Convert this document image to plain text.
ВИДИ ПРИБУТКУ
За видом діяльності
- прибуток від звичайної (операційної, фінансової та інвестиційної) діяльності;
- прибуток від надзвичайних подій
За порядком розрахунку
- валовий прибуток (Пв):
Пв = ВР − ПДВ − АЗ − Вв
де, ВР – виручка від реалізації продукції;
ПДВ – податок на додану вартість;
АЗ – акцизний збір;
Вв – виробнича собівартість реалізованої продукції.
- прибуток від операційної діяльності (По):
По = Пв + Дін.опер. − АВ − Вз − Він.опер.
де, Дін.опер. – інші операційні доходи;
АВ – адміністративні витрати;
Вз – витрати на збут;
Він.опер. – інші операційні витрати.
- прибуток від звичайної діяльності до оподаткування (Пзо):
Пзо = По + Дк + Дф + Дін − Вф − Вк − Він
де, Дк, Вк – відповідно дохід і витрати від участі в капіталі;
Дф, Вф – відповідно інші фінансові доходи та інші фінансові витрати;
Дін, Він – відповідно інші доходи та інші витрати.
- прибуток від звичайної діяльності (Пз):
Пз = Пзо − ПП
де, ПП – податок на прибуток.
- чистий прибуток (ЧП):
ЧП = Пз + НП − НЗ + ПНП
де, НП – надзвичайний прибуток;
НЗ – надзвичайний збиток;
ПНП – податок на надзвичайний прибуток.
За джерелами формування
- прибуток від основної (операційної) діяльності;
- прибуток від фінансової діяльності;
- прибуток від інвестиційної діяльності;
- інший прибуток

-----

What is asked
Each record above must be given again exactly.

Result below
Convert this document image to plain text.
ВИДИ ПРИБУТКУ
За видом діяльності
- прибуток від звичайної (операційної, фінансової та інвестиційної) діяльності;
- прибуток від надзвичайних подій
За порядком розрахунку
- валовий прибуток (Пв):
Пв = ВР − ПДВ − АЗ − Вв
де, ВР – виручка від реалізації продукції;
ПДВ – податок на додану вартість;
АЗ – акцизний збір;
Вв – виробнича собівартість реалізованої продукції.
- прибуток від операційної діяльності (По):
По = Пв + Дін.опер. − АВ − Вз − Він.опер.
де, Дін.опер. – інші операційні доходи;
АВ – адміністративні витрати;
Вз – витрати на збут;
Він.опер. – інші операційні витрати.
- прибуток від звичайної діяльності до оподаткування (Пзо):
Пзо = По + Дк + Дф + Дін − Вф − Вк − Він
де, Дк, Вк – відповідно дохід і витрати від участі в капіталі;
Дф, Вф – відповідно інші фінансові доходи та інші фінансові витрати;
Дін, Він – відповідно інші доходи та інші витрати.
- прибуток від звичайної діяльності (Пз):
Пз = Пзо − ПП
де, ПП – податок на прибуток.
- чистий прибуток (ЧП):
ЧП = Пз + НП − НЗ + ПНП
де, НП – надзвичайний прибуток;
НЗ – надзвичайний збиток;
ПНП – податок на надзвичайний прибуток.
За джерелами формування
- прибуток від основної (операційної) діяльності;
- прибуток від фінансової діяльності;
- прибуток від інвестиційної діяльності;
- інший прибуток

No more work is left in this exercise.